▶ _Goal of the exercise_
Every entry must be copied word for word.

▶ _Material shown_

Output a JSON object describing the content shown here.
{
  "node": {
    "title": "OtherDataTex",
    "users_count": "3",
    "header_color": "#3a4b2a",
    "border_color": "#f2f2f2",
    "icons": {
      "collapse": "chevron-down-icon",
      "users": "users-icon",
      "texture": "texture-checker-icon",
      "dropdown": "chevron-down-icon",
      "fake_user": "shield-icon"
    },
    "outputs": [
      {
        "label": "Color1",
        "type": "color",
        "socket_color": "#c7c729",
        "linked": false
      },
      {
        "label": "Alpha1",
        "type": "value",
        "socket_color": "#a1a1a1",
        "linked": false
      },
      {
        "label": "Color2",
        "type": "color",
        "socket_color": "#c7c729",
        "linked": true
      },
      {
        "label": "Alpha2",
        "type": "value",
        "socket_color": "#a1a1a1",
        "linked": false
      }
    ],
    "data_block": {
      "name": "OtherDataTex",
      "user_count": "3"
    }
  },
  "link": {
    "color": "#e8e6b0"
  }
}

▶ _Correct output_
Output a JSON object describing the content shown here.
{
  "node": {
    "title": "OtherDataTex",
    "users_count": "3",
    "header_color": "#3a4b2a",
    "border_color": "#f2f2f2",
    "icons": {
      "collapse": "chevron-down-icon",
      "users": "users-icon",
      "texture": "texture-checker-icon",
      "dropdown": "chevron-down-icon",
      "fake_user": "shield-icon"
    },
    "outputs": [
      {
        "label": "Color1",
        "type": "color",
        "socket_color": "#c7c729",
        "linked": false
      },
      {
        "label": "Alpha1",
        "type": "value",
        "socket_color": "#a1a1a1",
        "linked": false
      },
      {
        "label": "Color2",
        "type": "color",
        "socket_color": "#c7c729",
        "linked": true
      },
      {
        "label": "Alpha2",
        "type": "value",
        "socket_color": "#a1a1a1",
        "linked": false
      }
    ],
    "data_block": {
      "name": "OtherDataTex",
      "user_count": "3"
    }
  },
  "link": {
    "color": "#e8e6b0"
  }
}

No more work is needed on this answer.